Saved data entries.
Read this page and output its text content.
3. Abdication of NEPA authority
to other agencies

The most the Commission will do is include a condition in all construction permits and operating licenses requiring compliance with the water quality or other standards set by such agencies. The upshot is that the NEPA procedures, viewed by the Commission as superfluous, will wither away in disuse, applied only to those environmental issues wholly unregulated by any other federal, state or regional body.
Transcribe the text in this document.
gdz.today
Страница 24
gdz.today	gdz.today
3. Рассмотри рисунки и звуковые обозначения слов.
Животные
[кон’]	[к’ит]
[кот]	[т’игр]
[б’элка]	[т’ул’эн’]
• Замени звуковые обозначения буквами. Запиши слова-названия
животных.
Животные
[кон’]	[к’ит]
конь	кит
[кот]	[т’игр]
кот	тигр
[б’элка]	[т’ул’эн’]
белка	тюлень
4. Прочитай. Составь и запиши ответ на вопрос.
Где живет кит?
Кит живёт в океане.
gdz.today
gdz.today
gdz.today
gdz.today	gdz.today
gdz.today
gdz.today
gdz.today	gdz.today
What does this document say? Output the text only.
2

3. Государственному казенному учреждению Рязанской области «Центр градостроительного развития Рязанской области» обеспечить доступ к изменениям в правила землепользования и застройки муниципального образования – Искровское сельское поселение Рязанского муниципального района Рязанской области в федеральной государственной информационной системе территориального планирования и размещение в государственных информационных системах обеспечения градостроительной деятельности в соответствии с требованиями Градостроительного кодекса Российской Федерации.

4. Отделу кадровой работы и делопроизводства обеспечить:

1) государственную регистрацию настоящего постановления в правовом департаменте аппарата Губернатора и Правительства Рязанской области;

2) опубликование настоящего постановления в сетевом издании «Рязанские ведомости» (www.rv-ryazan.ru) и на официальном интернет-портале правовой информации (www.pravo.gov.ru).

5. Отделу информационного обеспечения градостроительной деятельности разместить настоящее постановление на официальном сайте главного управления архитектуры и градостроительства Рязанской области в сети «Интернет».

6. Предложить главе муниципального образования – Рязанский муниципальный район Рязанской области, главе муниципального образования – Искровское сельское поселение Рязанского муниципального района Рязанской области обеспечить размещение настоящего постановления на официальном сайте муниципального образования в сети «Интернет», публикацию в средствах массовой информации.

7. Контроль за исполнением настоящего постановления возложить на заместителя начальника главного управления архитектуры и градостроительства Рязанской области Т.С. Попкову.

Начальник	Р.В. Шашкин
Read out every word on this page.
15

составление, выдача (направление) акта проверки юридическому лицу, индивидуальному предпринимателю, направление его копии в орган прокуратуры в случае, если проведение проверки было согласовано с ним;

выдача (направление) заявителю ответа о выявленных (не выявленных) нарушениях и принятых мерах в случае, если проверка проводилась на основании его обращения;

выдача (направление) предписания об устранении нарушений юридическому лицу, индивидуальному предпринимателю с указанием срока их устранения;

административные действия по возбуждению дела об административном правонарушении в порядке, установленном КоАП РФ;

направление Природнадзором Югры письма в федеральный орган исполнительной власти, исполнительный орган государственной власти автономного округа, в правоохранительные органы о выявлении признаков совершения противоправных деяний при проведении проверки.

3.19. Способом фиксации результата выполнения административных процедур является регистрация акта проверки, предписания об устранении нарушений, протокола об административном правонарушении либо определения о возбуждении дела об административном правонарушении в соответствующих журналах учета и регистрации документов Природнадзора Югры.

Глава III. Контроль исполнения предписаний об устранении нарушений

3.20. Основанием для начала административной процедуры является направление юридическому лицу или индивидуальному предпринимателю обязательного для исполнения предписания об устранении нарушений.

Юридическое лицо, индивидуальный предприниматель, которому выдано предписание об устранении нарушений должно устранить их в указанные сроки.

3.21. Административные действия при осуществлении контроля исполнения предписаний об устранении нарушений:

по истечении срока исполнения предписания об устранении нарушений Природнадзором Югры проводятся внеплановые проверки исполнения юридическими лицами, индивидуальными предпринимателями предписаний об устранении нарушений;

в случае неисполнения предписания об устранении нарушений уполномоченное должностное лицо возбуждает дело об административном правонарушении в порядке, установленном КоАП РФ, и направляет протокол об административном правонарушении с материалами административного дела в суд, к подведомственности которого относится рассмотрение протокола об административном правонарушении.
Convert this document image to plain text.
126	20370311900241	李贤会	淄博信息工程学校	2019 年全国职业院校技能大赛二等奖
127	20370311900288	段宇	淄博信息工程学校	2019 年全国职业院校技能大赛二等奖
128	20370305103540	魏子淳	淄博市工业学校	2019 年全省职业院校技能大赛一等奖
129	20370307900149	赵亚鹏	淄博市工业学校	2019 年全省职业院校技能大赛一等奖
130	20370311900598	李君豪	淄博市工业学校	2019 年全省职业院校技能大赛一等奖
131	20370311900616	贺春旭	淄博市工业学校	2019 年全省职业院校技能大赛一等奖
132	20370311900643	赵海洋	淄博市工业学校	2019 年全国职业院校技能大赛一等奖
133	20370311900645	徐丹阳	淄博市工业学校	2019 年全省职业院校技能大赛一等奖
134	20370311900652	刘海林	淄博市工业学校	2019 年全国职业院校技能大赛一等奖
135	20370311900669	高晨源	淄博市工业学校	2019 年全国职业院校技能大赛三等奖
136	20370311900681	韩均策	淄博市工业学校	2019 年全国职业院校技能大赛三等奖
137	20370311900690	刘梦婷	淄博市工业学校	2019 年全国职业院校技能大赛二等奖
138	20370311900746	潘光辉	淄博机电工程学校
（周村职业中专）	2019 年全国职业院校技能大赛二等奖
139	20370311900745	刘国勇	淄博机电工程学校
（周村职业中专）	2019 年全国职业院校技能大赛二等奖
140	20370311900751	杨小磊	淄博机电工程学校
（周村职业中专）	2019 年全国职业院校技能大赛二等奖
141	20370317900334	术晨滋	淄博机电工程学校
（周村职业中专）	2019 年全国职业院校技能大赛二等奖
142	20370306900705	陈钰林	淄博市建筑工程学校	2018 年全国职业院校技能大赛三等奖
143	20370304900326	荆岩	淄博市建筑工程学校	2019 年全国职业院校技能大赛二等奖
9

Task details. Check each line of the records for the word "орган", and show the lines that contain it.

Output of the exercise.
составление, выдача (направление) акта проверки юридическому лицу, индивидуальному предпринимателю, направление его копии в орган прокуратуры в случае, если проведение проверки было согласовано с ним;
направление Природнадзором Югры письма в федеральный орган исполнительной власти, исполнительный орган государственной власти автономного округа, в правоохранительные органы о выявлении признаков совершения противоправных деяний при проведении проверки.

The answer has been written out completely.